Exercise task ▸ Repeat the material exactly, every line of it.

Data listing ▸

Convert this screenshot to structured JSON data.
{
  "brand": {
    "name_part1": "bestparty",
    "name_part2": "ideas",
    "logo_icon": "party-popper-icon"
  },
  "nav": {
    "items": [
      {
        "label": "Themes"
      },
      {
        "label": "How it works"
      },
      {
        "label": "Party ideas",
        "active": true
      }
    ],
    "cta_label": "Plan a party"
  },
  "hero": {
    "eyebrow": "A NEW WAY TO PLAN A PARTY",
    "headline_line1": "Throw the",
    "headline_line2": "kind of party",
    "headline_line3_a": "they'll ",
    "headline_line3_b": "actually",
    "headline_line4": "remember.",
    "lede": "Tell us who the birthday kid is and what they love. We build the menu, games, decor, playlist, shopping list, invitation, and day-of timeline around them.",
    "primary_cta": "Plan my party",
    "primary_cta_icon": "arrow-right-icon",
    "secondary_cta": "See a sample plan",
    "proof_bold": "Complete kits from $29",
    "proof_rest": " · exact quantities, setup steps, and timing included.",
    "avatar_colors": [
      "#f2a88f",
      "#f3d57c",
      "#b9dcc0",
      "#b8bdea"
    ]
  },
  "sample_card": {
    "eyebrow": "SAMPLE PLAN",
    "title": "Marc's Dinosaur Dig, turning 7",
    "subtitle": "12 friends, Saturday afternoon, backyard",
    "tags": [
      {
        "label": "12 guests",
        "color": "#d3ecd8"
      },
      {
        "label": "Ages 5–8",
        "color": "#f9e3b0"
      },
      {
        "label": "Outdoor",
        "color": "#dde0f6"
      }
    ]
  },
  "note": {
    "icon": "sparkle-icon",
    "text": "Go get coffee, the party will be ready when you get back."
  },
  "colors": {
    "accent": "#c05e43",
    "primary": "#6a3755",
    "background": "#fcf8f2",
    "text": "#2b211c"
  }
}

Output for this exercise ▸
Convert this screenshot to structured JSON data.
{
  "brand": {
    "name_part1": "bestparty",
    "name_part2": "ideas",
    "logo_icon": "party-popper-icon"
  },
  "nav": {
    "items": [
      {
        "label": "Themes"
      },
      {
        "label": "How it works"
      },
      {
        "label": "Party ideas",
        "active": true
      }
    ],
    "cta_label": "Plan a party"
  },
  "hero": {
    "eyebrow": "A NEW WAY TO PLAN A PARTY",
    "headline_line1": "Throw the",
    "headline_line2": "kind of party",
    "headline_line3_a": "they'll ",
    "headline_line3_b": "actually",
    "headline_line4": "remember.",
    "lede": "Tell us who the birthday kid is and what they love. We build the menu, games, decor, playlist, shopping list, invitation, and day-of timeline around them.",
    "primary_cta": "Plan my party",
    "primary_cta_icon": "arrow-right-icon",
    "secondary_cta": "See a sample plan",
    "proof_bold": "Complete kits from $29",
    "proof_rest": " · exact quantities, setup steps, and timing included.",
    "avatar_colors": [
      "#f2a88f",
      "#f3d57c",
      "#b9dcc0",
      "#b8bdea"
    ]
  },
  "sample_card": {
    "eyebrow": "SAMPLE PLAN",
    "title": "Marc's Dinosaur Dig, turning 7",
    "subtitle": "12 friends, Saturday afternoon, backyard",
    "tags": [
      {
        "label": "12 guests",
        "color": "#d3ecd8"
      },
      {
        "label": "Ages 5–8",
        "color": "#f9e3b0"
      },
      {
        "label": "Outdoor",
        "color": "#dde0f6"
      }
    ]
  },
  "note": {
    "icon": "sparkle-icon",
    "text": "Go get coffee, the party will be ready when you get back."
  },
  "colors": {
    "accent": "#c05e43",
    "primary": "#6a3755",
    "background": "#fcf8f2",
    "text": "#2b211c"
  }
}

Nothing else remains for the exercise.